[begin GIVEN ENTRIES]
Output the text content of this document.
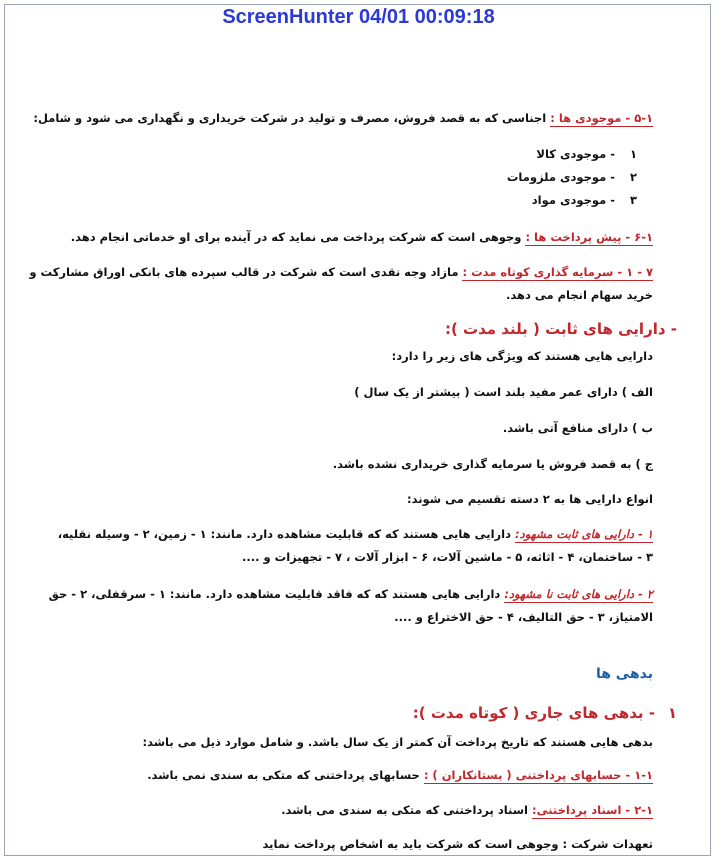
ScreenHunter 04/01 00:09:18
۵-۱ - موجودی ها : اجناسی که به قصد فروش، مصرف و تولید در شرکت خریداری و نگهداری می شود و شامل:
۱- موجودی کالا
۲- موجودی ملزومات
۳- موجودی مواد
۶-۱ - پیش پرداخت ها : وجوهی است که شرکت پرداخت می نماید که در آینده برای او خدماتی انجام دهد.
۷ - ۱ - سرمایه گذاری کوتاه مدت : مازاد وجه نقدی است که شرکت در قالب سپرده های بانکی اوراق مشارکت و
خرید سهام انجام می دهد.
- دارایی های ثابت ( بلند مدت ):
دارایی هایی هستند که ویژگی های زیر را دارد:
الف ) دارای عمر مفید بلند است ( بیشتر از یک سال )
ب ) دارای منافع آتی باشد.
ج ) به قصد فروش یا سرمایه گذاری خریداری نشده باشد.
انواع دارایی ها به ۲ دسته تقسیم می شوند:
۱ - دارایی های ثابت مشهود: دارایی هایی هستند که که قابلیت مشاهده دارد. مانند: ۱ - زمین، ۲ - وسیله نقلیه،
۳ - ساختمان، ۴ - اثاثه، ۵ - ماشین آلات، ۶ - ابزار آلات ، ۷ - تجهیزات و ....
۲ - دارایی های ثابت نا مشهود: دارایی هایی هستند که که فاقد قابلیت مشاهده دارد. مانند: ۱ - سرقفلی، ۲ - حق
الامتیاز، ۳ - حق التالیف، ۴ - حق الاختراع و ....
بدهی ها
۱- بدهی های جاری ( کوتاه مدت ):
بدهی هایی هستند که تاریخ پرداخت آن کمتر از یک سال باشد. و شامل موارد ذیل می باشد:
۱-۱ - حسابهای پرداختنی ( بستانکاران ) : حسابهای پرداختنی که متکی به سندی نمی باشد.
۲-۱ - اسناد پرداختنی: اسناد پرداختنی که متکی به سندی می باشد.
تعهدات شرکت : وجوهی است که شرکت باید به اشخاص پرداخت نماید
[end GIVEN ENTRIES]
*WORK REQUIRED*
State how many lines of the listing hold the string "سرمایه"; reply with the number and nothing else.

*ANSWER*
2